(Items from a dataset)

Start

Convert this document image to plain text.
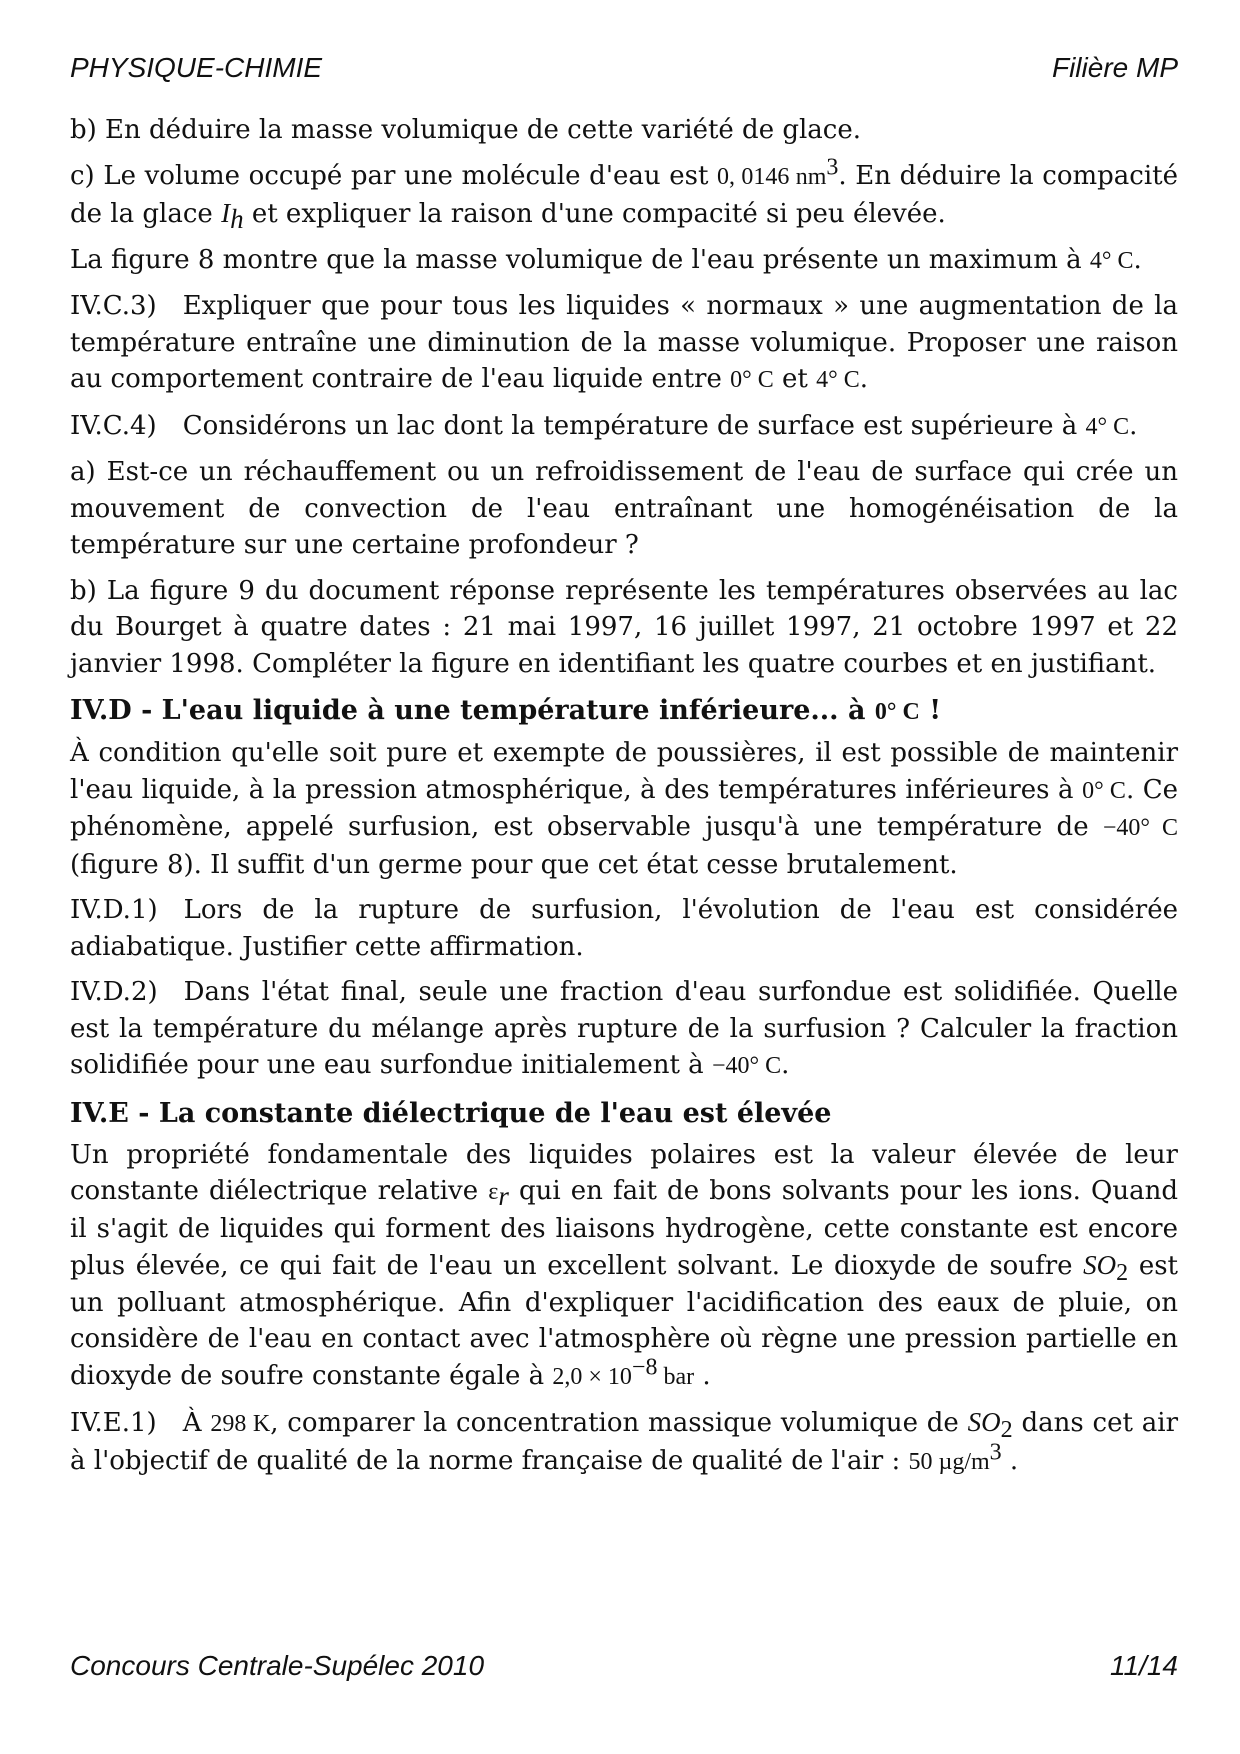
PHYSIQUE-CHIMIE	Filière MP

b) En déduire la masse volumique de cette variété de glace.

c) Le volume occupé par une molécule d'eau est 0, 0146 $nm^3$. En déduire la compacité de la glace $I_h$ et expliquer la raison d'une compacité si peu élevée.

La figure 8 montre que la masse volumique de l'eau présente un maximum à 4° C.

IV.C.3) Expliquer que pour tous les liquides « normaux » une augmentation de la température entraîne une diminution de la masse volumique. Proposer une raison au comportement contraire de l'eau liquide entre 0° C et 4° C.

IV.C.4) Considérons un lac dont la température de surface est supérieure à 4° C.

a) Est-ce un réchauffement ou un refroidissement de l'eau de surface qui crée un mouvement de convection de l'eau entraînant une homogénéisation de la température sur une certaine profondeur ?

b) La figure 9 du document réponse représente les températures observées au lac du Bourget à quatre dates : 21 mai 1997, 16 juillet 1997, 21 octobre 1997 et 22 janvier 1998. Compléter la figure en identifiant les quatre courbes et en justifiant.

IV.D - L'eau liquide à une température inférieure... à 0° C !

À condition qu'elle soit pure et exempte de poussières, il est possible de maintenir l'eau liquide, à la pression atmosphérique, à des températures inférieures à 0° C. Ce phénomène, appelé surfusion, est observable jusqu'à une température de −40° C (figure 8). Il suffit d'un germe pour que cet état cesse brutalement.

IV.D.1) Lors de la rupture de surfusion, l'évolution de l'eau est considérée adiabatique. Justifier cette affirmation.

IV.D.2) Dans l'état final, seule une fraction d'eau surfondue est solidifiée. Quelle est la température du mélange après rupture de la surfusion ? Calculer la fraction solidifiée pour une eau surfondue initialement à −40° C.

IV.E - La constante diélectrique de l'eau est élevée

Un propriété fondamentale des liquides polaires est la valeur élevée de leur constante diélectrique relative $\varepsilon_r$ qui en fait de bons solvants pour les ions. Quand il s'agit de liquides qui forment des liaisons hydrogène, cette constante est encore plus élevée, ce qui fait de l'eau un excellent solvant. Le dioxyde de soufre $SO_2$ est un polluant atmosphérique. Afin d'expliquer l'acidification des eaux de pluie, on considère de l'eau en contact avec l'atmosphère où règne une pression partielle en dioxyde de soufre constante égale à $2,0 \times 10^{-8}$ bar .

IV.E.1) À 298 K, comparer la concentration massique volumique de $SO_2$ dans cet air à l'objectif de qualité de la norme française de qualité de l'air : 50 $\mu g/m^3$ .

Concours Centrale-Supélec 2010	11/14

End
Start

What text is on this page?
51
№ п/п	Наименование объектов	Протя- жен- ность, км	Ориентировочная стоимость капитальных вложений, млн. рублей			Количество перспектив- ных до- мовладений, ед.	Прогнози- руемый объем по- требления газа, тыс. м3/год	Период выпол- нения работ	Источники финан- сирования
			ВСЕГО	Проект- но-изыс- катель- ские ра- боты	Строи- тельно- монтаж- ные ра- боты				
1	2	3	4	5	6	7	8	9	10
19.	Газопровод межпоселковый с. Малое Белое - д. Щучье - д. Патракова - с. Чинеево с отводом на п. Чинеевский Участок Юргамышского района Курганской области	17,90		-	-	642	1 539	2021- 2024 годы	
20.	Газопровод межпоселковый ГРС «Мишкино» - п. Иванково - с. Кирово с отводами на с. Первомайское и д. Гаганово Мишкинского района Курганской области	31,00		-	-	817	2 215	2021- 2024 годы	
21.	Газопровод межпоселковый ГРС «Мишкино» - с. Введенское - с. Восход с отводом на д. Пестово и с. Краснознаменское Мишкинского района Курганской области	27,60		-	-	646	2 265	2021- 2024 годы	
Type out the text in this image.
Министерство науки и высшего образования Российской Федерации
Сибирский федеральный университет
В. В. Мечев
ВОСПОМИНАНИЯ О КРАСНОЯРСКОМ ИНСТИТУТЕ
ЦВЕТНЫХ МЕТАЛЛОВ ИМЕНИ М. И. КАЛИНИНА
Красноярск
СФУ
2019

End

▶ _Challenge_: From the data, list each line in which the string "text" appears.

▶ _Answer below_:
Convert this document image to plain text.
What text is on this page?
Type out the text in this image.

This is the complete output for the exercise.